### Supplied records
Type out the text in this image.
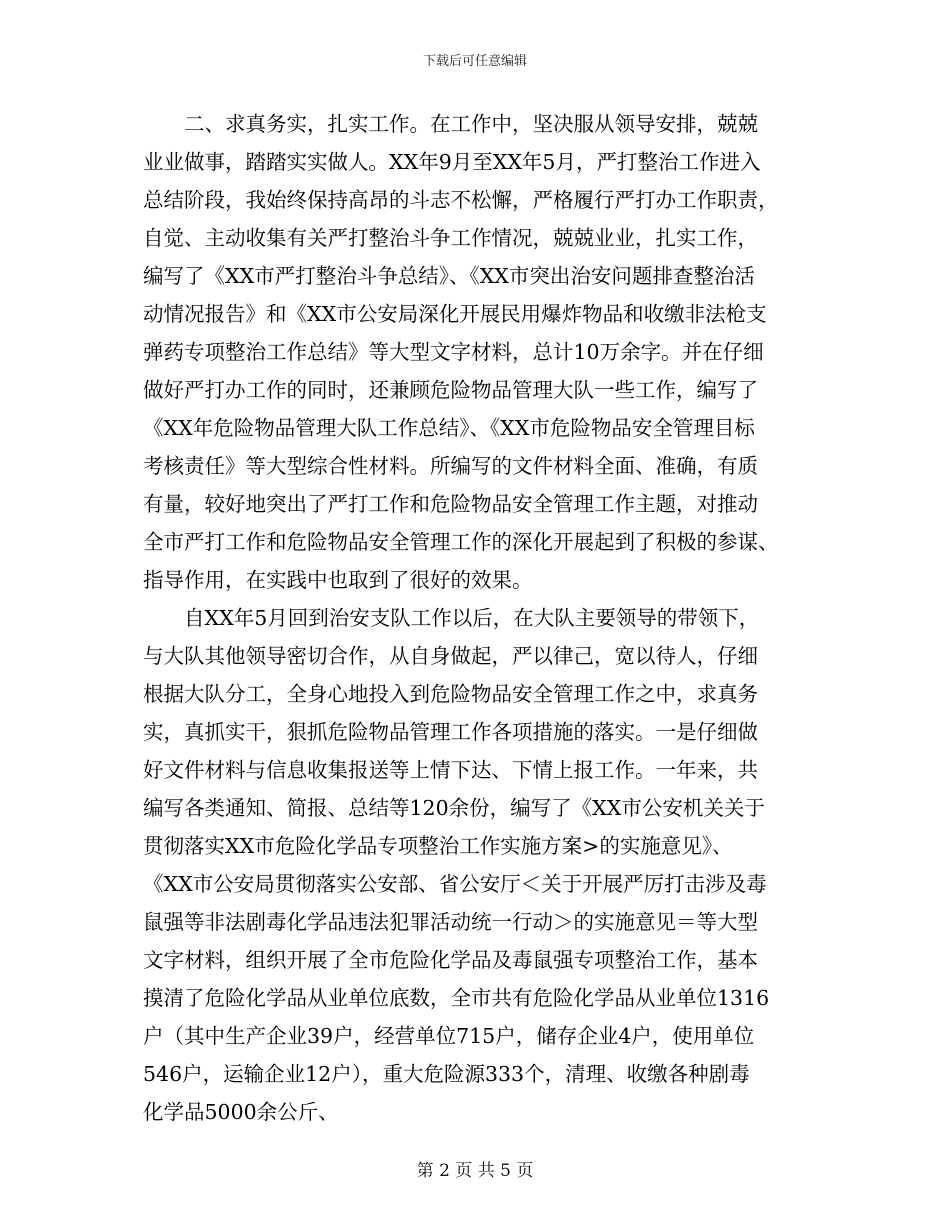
下载后可任意编辑
二、求真务实，扎实工作。在工作中，坚决服从领导安排，兢兢
业业做事，踏踏实实做人。XX年9月至XX年5月，严打整治工作进入
总结阶段，我始终保持高昂的斗志不松懈，严格履行严打办工作职责，
自觉、主动收集有关严打整治斗争工作情况，兢兢业业，扎实工作，
编写了《XX市严打整治斗争总结》、《XX市突出治安问题排查整治活
动情况报告》和《XX市公安局深化开展民用爆炸物品和收缴非法枪支
弹药专项整治工作总结》等大型文字材料，总计10万余字。并在仔细
做好严打办工作的同时，还兼顾危险物品管理大队一些工作，编写了
《XX年危险物品管理大队工作总结》、《XX市危险物品安全管理目标
考核责任》等大型综合性材料。所编写的文件材料全面、准确，有质
有量，较好地突出了严打工作和危险物品安全管理工作主题，对推动
全市严打工作和危险物品安全管理工作的深化开展起到了积极的参谋、
指导作用，在实践中也取到了很好的效果。
自XX年5月回到治安支队工作以后，在大队主要领导的带领下，
与大队其他领导密切合作，从自身做起，严以律己，宽以待人，仔细
根据大队分工，全身心地投入到危险物品安全管理工作之中，求真务
实，真抓实干，狠抓危险物品管理工作各项措施的落实。一是仔细做
好文件材料与信息收集报送等上情下达、下情上报工作。一年来，共
编写各类通知、简报、总结等120余份，编写了《XX市公安机关关于
贯彻落实XX市危险化学品专项整治工作实施方案>的实施意见》、
《XX市公安局贯彻落实公安部、省公安厅＜关于开展严厉打击涉及毒
鼠强等非法剧毒化学品违法犯罪活动统一行动＞的实施意见＝等大型
文字材料，组织开展了全市危险化学品及毒鼠强专项整治工作，基本
摸清了危险化学品从业单位底数，全市共有危险化学品从业单位1316
户（其中生产企业39户，经营单位715户，储存企业4户，使用单位
546户，运输企业12户），重大危险源333个，清理、收缴各种剧毒
化学品5000余公斤、
第 2 页 共 5 页
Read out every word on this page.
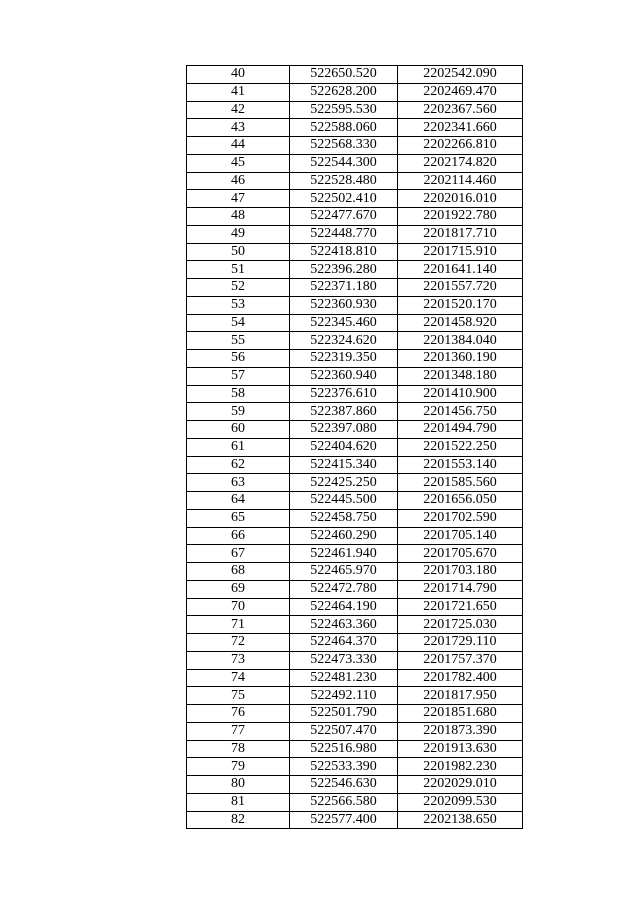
40	522650.520	2202542.090
41	522628.200	2202469.470
42	522595.530	2202367.560
43	522588.060	2202341.660
44	522568.330	2202266.810
45	522544.300	2202174.820
46	522528.480	2202114.460
47	522502.410	2202016.010
48	522477.670	2201922.780
49	522448.770	2201817.710
50	522418.810	2201715.910
51	522396.280	2201641.140
52	522371.180	2201557.720
53	522360.930	2201520.170
54	522345.460	2201458.920
55	522324.620	2201384.040
56	522319.350	2201360.190
57	522360.940	2201348.180
58	522376.610	2201410.900
59	522387.860	2201456.750
60	522397.080	2201494.790
61	522404.620	2201522.250
62	522415.340	2201553.140
63	522425.250	2201585.560
64	522445.500	2201656.050
65	522458.750	2201702.590
66	522460.290	2201705.140
67	522461.940	2201705.670
68	522465.970	2201703.180
69	522472.780	2201714.790
70	522464.190	2201721.650
71	522463.360	2201725.030
72	522464.370	2201729.110
73	522473.330	2201757.370
74	522481.230	2201782.400
75	522492.110	2201817.950
76	522501.790	2201851.680
77	522507.470	2201873.390
78	522516.980	2201913.630
79	522533.390	2201982.230
80	522546.630	2202029.010
81	522566.580	2202099.530
82	522577.400	2202138.650
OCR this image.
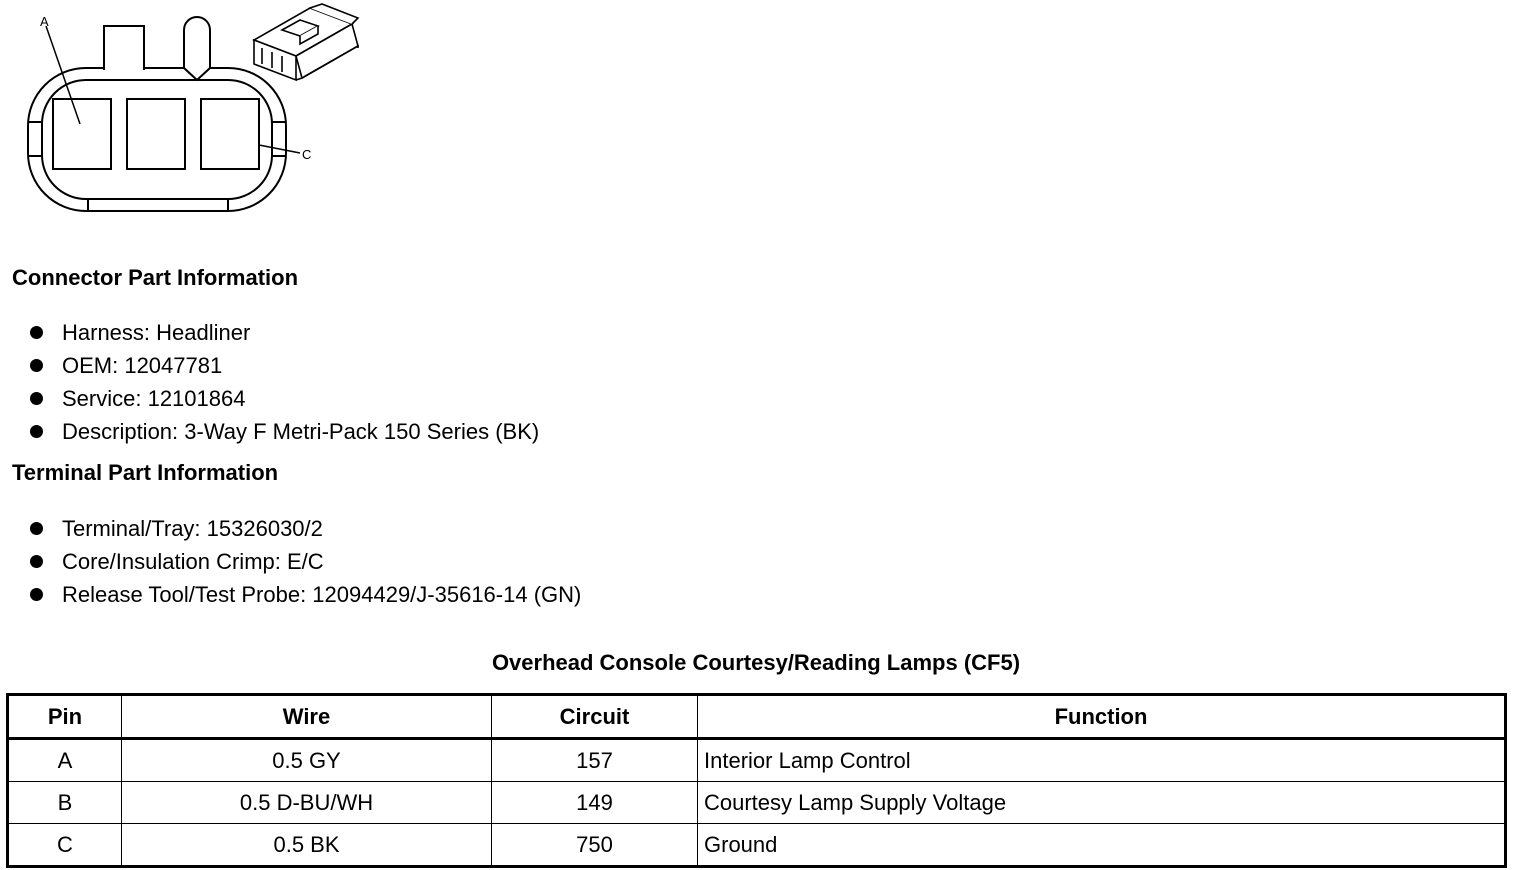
A
C
Connector Part Information
Harness: Headliner
OEM: 12047781
Service: 12101864
Description: 3-Way F Metri-Pack 150 Series (BK)
Terminal Part Information
Terminal/Tray: 15326030/2
Core/Insulation Crimp: E/C
Release Tool/Test Probe: 12094429/J-35616-14 (GN)
Overhead Console Courtesy/Reading Lamps (CF5)
Pin	Wire	Circuit	Function
A	0.5 GY	157	Interior Lamp Control
B	0.5 D-BU/WH	149	Courtesy Lamp Supply Voltage
C	0.5 BK	750	Ground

### Aim
Identify each line holding the string "Part", and copy it out.

### Answer to this task
Connector Part Information
Terminal Part Information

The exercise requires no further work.